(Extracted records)
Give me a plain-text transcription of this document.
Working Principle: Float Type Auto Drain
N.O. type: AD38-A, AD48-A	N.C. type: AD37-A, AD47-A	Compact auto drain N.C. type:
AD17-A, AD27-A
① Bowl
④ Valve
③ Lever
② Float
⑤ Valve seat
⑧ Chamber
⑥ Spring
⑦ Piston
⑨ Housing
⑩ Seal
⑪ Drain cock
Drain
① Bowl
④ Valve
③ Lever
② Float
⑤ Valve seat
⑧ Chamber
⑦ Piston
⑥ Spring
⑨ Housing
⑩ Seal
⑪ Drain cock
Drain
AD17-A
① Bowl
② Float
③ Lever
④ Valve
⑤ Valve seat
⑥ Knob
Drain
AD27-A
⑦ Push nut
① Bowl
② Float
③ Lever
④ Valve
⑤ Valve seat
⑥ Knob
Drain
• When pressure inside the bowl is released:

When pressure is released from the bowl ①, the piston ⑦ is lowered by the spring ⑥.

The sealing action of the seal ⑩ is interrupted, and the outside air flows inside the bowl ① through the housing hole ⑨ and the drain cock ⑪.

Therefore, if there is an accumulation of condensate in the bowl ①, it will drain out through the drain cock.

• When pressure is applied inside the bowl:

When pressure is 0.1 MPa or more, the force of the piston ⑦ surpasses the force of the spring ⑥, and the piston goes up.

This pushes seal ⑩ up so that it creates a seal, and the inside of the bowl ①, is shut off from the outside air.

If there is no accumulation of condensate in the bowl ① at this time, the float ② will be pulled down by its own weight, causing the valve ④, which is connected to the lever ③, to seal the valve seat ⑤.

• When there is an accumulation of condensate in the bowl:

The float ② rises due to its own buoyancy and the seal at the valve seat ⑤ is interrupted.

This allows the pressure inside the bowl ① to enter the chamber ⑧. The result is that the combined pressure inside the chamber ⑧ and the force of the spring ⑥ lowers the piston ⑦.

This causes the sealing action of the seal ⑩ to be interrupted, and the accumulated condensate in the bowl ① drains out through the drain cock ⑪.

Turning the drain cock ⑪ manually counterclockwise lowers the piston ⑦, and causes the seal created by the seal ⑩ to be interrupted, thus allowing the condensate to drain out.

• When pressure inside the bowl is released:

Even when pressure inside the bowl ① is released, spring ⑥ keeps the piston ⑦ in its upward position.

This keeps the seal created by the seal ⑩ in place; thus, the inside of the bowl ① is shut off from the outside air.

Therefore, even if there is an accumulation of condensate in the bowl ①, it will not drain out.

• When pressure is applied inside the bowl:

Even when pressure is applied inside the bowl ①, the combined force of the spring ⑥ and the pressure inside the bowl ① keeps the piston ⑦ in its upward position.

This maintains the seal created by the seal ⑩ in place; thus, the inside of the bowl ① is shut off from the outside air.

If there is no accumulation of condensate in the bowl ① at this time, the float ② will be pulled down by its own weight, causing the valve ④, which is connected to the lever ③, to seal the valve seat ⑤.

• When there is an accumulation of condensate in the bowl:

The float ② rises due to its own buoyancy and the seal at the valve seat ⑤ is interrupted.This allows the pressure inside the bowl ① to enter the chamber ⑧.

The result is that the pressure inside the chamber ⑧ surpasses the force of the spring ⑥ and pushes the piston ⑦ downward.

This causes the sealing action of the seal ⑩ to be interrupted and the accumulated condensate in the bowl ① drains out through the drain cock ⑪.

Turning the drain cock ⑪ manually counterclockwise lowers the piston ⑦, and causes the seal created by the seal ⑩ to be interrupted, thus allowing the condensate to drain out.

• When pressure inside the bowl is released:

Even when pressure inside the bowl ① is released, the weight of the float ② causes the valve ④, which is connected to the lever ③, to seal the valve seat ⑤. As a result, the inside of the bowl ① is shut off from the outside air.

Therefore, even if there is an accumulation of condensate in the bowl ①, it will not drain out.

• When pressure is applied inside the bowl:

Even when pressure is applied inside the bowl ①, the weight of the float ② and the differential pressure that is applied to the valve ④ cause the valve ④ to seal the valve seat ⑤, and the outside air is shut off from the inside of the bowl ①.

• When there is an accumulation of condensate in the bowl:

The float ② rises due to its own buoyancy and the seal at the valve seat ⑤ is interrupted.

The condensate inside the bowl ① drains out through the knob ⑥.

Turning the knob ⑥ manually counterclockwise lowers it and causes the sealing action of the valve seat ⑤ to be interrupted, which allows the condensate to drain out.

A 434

> Task instructions:
Every record above needs to be repeated word for word.

> Answer to the task:
Give me a plain-text transcription of this document.
Working Principle: Float Type Auto Drain
N.O. type: AD38-A, AD48-A	N.C. type: AD37-A, AD47-A	Compact auto drain N.C. type:
AD17-A, AD27-A
① Bowl
④ Valve
③ Lever
② Float
⑤ Valve seat
⑧ Chamber
⑥ Spring
⑦ Piston
⑨ Housing
⑩ Seal
⑪ Drain cock
Drain
① Bowl
④ Valve
③ Lever
② Float
⑤ Valve seat
⑧ Chamber
⑦ Piston
⑥ Spring
⑨ Housing
⑩ Seal
⑪ Drain cock
Drain
AD17-A
① Bowl
② Float
③ Lever
④ Valve
⑤ Valve seat
⑥ Knob
Drain
AD27-A
⑦ Push nut
① Bowl
② Float
③ Lever
④ Valve
⑤ Valve seat
⑥ Knob
Drain
• When pressure inside the bowl is released:

When pressure is released from the bowl ①, the piston ⑦ is lowered by the spring ⑥.

The sealing action of the seal ⑩ is interrupted, and the outside air flows inside the bowl ① through the housing hole ⑨ and the drain cock ⑪.

Therefore, if there is an accumulation of condensate in the bowl ①, it will drain out through the drain cock.

• When pressure is applied inside the bowl:

When pressure is 0.1 MPa or more, the force of the piston ⑦ surpasses the force of the spring ⑥, and the piston goes up.

This pushes seal ⑩ up so that it creates a seal, and the inside of the bowl ①, is shut off from the outside air.

If there is no accumulation of condensate in the bowl ① at this time, the float ② will be pulled down by its own weight, causing the valve ④, which is connected to the lever ③, to seal the valve seat ⑤.

• When there is an accumulation of condensate in the bowl:

The float ② rises due to its own buoyancy and the seal at the valve seat ⑤ is interrupted.

This allows the pressure inside the bowl ① to enter the chamber ⑧. The result is that the combined pressure inside the chamber ⑧ and the force of the spring ⑥ lowers the piston ⑦.

This causes the sealing action of the seal ⑩ to be interrupted, and the accumulated condensate in the bowl ① drains out through the drain cock ⑪.

Turning the drain cock ⑪ manually counterclockwise lowers the piston ⑦, and causes the seal created by the seal ⑩ to be interrupted, thus allowing the condensate to drain out.

• When pressure inside the bowl is released:

Even when pressure inside the bowl ① is released, spring ⑥ keeps the piston ⑦ in its upward position.

This keeps the seal created by the seal ⑩ in place; thus, the inside of the bowl ① is shut off from the outside air.

Therefore, even if there is an accumulation of condensate in the bowl ①, it will not drain out.

• When pressure is applied inside the bowl:

Even when pressure is applied inside the bowl ①, the combined force of the spring ⑥ and the pressure inside the bowl ① keeps the piston ⑦ in its upward position.

This maintains the seal created by the seal ⑩ in place; thus, the inside of the bowl ① is shut off from the outside air.

If there is no accumulation of condensate in the bowl ① at this time, the float ② will be pulled down by its own weight, causing the valve ④, which is connected to the lever ③, to seal the valve seat ⑤.

• When there is an accumulation of condensate in the bowl:

The float ② rises due to its own buoyancy and the seal at the valve seat ⑤ is interrupted.This allows the pressure inside the bowl ① to enter the chamber ⑧.

The result is that the pressure inside the chamber ⑧ surpasses the force of the spring ⑥ and pushes the piston ⑦ downward.

This causes the sealing action of the seal ⑩ to be interrupted and the accumulated condensate in the bowl ① drains out through the drain cock ⑪.

Turning the drain cock ⑪ manually counterclockwise lowers the piston ⑦, and causes the seal created by the seal ⑩ to be interrupted, thus allowing the condensate to drain out.

• When pressure inside the bowl is released:

Even when pressure inside the bowl ① is released, the weight of the float ② causes the valve ④, which is connected to the lever ③, to seal the valve seat ⑤. As a result, the inside of the bowl ① is shut off from the outside air.

Therefore, even if there is an accumulation of condensate in the bowl ①, it will not drain out.

• When pressure is applied inside the bowl:

Even when pressure is applied inside the bowl ①, the weight of the float ② and the differential pressure that is applied to the valve ④ cause the valve ④ to seal the valve seat ⑤, and the outside air is shut off from the inside of the bowl ①.

• When there is an accumulation of condensate in the bowl:

The float ② rises due to its own buoyancy and the seal at the valve seat ⑤ is interrupted.

The condensate inside the bowl ① drains out through the knob ⑥.

Turning the knob ⑥ manually counterclockwise lowers it and causes the sealing action of the valve seat ⑤ to be interrupted, which allows the condensate to drain out.

A 434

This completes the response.